> _TEXTE FOURNI_
En dépit de ce contexte évènementiel, nous avions conservé quelques relations avec des amis Algériens à Blida ; madame Erb et deux ou trois camarades de travail de mon père, leur famille, le maire de Blida qui était alors monsieur Beaujard, et l'une des secrétaires de la mairie, Marinette.

Marinette fut la dernière personne que nous pûmes encore inviter un soir chez nous. Nous la reçûmes à dîner dans la salle à manger de notre appartement. A cette occasion ma mère avait pu se procurer un poulet à prix d'or, qu'elle accompagna d'une boîte de petits pois car il nous restait encore quelques conserves alimentaires. Il y eut une panne d'électricité assez longue, ce qui était fréquent en cette période et nous dûmes nous éclairer avec des chandelles et des bougies. Je revois encore Marinette en face de moi, son visage adorable encadré de cheveux blonds si bien coupés et coiffés, très élégante dans une robe de soirée, souriante, enjouée, si drôle et d'une gentillesse émouvante... Nous avions passé là une soirée fort agréable, échangé idées et projets, comme si nous étions étrangers à ce monde de violence et d'évènements dramatiques...

Quelques jours plus tard, nous apprîmes que Marinette avait été tuée, victime d'un attentat perpétré par des Algériens fanatiques. Elle avair eu la tête tranchée à la hache. Je fus terriblement traumatisé par cet assassinat, ne pouvant me faire à l'idée de cette nuque si blanche et si délicate sur laquelle s'était abattu le tranchant d'une hache.

> _LISTING PRÉSENTÉ_
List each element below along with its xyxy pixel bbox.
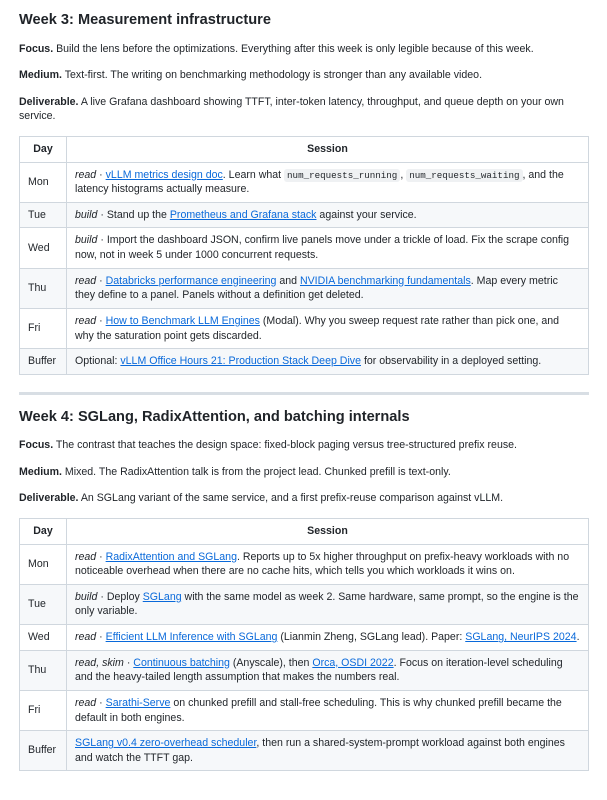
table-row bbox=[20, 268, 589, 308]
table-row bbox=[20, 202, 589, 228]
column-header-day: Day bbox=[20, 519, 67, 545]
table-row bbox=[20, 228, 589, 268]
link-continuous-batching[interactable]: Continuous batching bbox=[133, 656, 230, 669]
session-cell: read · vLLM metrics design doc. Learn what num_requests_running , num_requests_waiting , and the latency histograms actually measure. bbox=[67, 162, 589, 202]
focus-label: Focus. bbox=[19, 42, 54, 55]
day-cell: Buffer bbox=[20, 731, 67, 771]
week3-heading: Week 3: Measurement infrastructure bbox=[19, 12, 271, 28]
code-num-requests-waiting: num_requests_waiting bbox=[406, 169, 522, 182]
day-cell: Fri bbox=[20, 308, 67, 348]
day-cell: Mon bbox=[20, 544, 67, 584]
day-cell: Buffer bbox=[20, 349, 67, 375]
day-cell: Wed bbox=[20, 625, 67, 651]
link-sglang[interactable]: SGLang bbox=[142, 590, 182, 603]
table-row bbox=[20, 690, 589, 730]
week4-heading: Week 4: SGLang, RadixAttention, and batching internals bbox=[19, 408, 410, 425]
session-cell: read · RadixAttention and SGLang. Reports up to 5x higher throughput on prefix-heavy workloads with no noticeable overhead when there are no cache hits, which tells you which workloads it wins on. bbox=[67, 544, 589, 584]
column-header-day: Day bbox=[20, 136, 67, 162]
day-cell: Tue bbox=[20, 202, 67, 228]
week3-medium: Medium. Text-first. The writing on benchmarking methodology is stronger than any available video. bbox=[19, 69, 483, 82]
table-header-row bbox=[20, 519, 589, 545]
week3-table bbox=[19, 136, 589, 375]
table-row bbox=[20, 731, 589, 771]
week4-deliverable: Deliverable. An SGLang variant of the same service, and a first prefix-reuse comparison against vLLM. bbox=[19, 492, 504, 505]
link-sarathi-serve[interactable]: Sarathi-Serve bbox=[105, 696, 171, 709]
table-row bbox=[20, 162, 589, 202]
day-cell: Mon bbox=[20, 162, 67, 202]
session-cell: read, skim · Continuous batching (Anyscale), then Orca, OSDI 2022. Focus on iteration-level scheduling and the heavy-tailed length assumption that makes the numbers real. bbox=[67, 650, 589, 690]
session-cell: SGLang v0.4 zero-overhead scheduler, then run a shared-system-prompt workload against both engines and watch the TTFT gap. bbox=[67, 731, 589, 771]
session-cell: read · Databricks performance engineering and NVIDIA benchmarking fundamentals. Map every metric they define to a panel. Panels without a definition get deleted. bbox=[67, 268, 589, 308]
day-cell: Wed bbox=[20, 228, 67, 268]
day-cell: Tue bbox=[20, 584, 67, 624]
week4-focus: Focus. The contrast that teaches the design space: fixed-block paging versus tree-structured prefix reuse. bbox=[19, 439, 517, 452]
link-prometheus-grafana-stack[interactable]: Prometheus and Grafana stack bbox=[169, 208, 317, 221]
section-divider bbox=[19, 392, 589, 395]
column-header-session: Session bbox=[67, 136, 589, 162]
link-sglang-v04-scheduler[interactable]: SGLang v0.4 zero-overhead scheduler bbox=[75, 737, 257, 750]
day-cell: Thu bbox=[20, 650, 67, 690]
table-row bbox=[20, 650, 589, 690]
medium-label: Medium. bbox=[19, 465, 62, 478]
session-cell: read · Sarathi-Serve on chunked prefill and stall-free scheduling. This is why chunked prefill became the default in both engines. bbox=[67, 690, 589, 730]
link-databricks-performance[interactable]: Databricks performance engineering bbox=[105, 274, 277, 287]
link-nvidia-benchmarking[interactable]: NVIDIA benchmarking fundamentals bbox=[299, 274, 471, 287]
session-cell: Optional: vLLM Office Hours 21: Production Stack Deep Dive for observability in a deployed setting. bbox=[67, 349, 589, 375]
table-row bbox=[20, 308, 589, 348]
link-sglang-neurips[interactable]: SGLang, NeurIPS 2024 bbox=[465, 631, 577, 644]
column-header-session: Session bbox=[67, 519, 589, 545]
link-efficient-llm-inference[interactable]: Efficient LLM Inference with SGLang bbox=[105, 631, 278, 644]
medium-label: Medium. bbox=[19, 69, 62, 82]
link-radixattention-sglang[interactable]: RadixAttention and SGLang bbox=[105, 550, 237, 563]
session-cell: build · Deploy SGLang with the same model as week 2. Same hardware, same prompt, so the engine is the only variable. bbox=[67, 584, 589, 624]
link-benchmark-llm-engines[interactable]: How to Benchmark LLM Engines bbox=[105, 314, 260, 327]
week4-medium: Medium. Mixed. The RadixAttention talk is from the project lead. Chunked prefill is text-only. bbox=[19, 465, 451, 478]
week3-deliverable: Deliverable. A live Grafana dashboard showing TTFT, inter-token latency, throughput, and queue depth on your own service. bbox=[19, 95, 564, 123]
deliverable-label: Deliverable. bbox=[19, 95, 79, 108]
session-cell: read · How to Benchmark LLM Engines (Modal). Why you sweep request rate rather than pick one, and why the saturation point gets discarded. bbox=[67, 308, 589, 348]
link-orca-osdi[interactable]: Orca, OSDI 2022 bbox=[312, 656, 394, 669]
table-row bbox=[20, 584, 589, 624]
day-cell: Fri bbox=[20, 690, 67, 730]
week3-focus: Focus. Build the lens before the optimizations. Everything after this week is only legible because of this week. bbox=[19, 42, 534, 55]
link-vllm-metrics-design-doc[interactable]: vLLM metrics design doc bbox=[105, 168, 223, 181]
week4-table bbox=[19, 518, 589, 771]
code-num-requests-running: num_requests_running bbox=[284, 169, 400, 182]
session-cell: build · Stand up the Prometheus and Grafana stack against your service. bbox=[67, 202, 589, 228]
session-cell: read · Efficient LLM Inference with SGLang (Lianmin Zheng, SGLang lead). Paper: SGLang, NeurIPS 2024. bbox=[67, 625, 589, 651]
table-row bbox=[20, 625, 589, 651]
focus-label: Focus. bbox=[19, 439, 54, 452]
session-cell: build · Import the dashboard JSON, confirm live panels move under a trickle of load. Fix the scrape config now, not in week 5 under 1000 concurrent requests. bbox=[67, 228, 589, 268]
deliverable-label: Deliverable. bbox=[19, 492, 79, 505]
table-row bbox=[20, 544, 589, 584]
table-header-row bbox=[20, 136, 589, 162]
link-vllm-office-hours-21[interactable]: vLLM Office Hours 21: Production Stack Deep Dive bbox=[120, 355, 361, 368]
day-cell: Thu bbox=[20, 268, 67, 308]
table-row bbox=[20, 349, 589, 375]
...
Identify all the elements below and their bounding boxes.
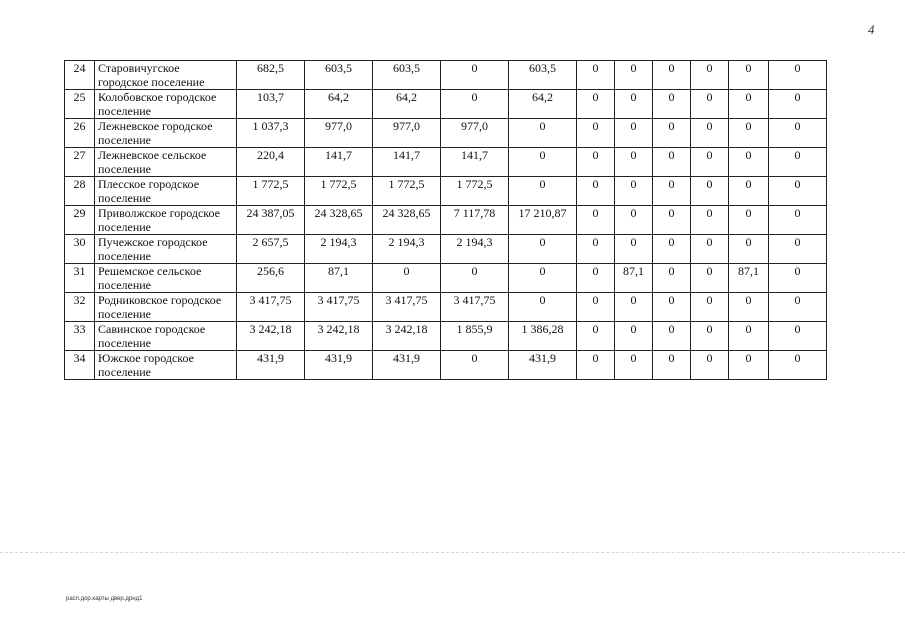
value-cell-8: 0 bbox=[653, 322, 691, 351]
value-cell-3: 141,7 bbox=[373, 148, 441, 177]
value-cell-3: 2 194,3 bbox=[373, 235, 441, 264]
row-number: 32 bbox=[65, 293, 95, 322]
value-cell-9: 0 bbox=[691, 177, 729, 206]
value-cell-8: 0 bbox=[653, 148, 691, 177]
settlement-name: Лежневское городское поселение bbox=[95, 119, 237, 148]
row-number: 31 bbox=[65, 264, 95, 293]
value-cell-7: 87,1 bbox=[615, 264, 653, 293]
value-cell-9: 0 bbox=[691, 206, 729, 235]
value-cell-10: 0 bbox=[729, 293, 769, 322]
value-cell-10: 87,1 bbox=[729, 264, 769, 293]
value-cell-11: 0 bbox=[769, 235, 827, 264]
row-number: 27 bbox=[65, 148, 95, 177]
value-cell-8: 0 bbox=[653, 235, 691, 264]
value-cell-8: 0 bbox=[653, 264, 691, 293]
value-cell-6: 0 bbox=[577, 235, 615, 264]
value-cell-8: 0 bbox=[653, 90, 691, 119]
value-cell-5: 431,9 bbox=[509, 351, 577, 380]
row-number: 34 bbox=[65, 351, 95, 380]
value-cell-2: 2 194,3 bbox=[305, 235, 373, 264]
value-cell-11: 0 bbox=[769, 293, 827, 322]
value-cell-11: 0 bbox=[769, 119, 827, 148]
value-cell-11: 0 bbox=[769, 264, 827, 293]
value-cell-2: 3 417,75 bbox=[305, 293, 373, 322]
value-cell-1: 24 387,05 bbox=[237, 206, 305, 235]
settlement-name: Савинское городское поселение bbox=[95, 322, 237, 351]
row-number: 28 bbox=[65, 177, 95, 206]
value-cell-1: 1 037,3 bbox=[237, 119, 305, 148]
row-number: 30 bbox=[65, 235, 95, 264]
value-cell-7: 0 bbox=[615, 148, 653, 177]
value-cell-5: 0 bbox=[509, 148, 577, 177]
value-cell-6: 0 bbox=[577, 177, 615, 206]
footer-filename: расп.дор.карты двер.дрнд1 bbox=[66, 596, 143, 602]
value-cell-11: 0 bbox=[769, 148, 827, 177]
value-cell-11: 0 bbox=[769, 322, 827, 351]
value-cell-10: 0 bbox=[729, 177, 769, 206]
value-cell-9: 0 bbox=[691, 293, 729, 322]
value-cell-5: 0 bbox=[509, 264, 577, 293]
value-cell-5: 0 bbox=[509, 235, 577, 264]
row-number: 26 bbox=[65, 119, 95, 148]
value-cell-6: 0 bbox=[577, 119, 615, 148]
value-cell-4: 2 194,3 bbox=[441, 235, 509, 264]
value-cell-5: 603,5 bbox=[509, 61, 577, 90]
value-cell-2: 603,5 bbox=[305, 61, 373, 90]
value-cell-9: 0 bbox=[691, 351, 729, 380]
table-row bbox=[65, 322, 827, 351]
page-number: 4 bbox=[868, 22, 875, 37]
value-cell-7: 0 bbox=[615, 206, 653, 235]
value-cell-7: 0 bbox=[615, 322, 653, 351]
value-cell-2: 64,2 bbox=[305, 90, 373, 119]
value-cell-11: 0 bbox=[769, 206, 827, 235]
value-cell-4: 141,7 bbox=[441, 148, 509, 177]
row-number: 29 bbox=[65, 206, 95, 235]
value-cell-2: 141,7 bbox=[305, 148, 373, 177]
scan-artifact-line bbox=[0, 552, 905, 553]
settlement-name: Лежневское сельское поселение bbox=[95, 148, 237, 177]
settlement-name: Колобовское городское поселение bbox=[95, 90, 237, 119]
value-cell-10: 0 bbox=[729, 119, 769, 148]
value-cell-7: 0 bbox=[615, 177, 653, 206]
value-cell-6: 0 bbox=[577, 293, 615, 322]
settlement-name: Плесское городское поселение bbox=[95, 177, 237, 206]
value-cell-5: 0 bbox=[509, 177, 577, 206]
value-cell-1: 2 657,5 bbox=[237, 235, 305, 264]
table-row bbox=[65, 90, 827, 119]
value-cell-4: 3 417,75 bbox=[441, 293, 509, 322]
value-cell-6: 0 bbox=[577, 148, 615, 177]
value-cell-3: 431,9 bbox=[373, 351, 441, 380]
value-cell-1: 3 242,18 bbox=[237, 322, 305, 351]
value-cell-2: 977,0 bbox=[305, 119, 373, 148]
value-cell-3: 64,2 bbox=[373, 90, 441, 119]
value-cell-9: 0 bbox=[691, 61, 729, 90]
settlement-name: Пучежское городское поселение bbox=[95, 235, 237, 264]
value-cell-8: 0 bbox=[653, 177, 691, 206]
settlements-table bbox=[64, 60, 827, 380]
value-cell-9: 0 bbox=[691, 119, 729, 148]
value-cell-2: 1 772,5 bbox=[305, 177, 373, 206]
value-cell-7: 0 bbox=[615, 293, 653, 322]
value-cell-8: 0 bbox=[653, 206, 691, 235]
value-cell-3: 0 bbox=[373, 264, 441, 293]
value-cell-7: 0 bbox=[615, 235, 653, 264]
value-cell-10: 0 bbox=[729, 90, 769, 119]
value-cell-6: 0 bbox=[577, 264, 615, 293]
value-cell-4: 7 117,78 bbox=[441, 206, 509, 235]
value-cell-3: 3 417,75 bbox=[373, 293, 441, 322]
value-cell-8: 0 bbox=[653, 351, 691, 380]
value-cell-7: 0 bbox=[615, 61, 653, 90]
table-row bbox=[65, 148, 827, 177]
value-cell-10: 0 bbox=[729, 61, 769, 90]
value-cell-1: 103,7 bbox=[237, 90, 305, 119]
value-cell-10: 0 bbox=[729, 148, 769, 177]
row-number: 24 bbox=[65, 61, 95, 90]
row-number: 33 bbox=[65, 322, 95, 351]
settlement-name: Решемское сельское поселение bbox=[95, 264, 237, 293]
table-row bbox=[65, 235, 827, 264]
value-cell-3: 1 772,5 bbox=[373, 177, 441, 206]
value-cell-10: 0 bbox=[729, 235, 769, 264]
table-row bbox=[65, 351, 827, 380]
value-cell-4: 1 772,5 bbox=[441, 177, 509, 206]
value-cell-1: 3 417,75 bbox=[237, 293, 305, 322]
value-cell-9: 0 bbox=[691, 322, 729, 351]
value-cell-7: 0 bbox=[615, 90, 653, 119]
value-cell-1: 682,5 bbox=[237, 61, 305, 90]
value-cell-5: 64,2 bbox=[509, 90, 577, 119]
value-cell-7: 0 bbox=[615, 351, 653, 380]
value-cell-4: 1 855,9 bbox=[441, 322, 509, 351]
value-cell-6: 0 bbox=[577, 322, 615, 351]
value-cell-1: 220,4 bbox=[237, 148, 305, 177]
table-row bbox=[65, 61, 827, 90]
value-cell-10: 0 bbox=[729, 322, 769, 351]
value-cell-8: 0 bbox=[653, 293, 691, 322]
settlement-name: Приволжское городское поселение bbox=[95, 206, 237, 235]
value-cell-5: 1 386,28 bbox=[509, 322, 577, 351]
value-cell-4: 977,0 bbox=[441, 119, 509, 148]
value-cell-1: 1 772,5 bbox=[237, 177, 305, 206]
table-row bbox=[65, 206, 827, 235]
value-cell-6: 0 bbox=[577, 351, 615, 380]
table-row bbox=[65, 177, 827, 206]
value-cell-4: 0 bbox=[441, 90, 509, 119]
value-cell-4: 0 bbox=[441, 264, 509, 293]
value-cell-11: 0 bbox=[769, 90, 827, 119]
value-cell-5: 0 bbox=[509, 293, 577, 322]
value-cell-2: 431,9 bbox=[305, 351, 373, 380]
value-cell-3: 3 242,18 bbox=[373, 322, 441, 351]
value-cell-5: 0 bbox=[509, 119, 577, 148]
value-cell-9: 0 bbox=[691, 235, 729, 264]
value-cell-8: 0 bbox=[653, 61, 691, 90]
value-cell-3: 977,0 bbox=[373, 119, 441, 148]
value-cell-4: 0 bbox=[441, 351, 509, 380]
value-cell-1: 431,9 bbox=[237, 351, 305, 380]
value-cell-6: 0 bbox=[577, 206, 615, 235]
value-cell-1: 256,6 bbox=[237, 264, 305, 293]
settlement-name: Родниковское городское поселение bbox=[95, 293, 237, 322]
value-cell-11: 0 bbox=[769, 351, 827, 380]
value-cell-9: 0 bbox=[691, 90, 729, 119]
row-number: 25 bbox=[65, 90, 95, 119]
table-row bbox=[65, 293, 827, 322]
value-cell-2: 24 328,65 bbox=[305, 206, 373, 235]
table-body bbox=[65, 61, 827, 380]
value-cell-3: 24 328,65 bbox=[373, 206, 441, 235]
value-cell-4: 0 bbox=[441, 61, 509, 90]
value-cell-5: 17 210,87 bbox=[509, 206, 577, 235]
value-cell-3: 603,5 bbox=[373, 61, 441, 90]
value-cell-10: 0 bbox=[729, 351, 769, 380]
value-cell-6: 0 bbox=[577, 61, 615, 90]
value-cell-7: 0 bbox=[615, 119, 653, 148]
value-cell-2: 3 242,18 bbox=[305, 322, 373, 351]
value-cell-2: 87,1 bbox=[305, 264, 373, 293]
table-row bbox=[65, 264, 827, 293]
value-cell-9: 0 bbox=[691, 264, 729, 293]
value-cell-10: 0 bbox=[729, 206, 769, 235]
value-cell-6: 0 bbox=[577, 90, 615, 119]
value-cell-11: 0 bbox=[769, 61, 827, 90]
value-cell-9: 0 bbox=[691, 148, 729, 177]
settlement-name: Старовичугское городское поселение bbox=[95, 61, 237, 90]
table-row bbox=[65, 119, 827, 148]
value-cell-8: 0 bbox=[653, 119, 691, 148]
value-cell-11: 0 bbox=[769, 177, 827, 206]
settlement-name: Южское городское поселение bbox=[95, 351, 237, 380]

> _DÉFIS_
[A] D'après le texte fourni, qui était le maire de Blida à cette époque ?
[B] Recopiez le passage du texte fourni qui commence par "Marinette fut la" et finit par "et d'évènements dramatiques...", en remplaçant "chandelles" par "lanternes".

> _RÉPONSES_
[A] Monsieur Beaujard.

[B]
Marinette fut la dernière personne que nous pûmes encore inviter un soir chez nous. Nous la reçûmes à dîner dans la salle à manger de notre appartement. A cette occasion ma mère avait pu se procurer un poulet à prix d'or, qu'elle accompagna d'une boîte de petits pois car il nous restait encore quelques conserves alimentaires. Il y eut une panne d'électricité assez longue, ce qui était fréquent en cette période et nous dûmes nous éclairer avec des lanternes et des bougies. Je revois encore Marinette en face de moi, son visage adorable encadré de cheveux blonds si bien coupés et coiffés, très élégante dans une robe de soirée, souriante, enjouée, si drôle et d'une gentillesse émouvante... Nous avions passé là une soirée fort agréable, échangé idées et projets, comme si nous étions étrangers à ce monde de violence et d'évènements dramatiques...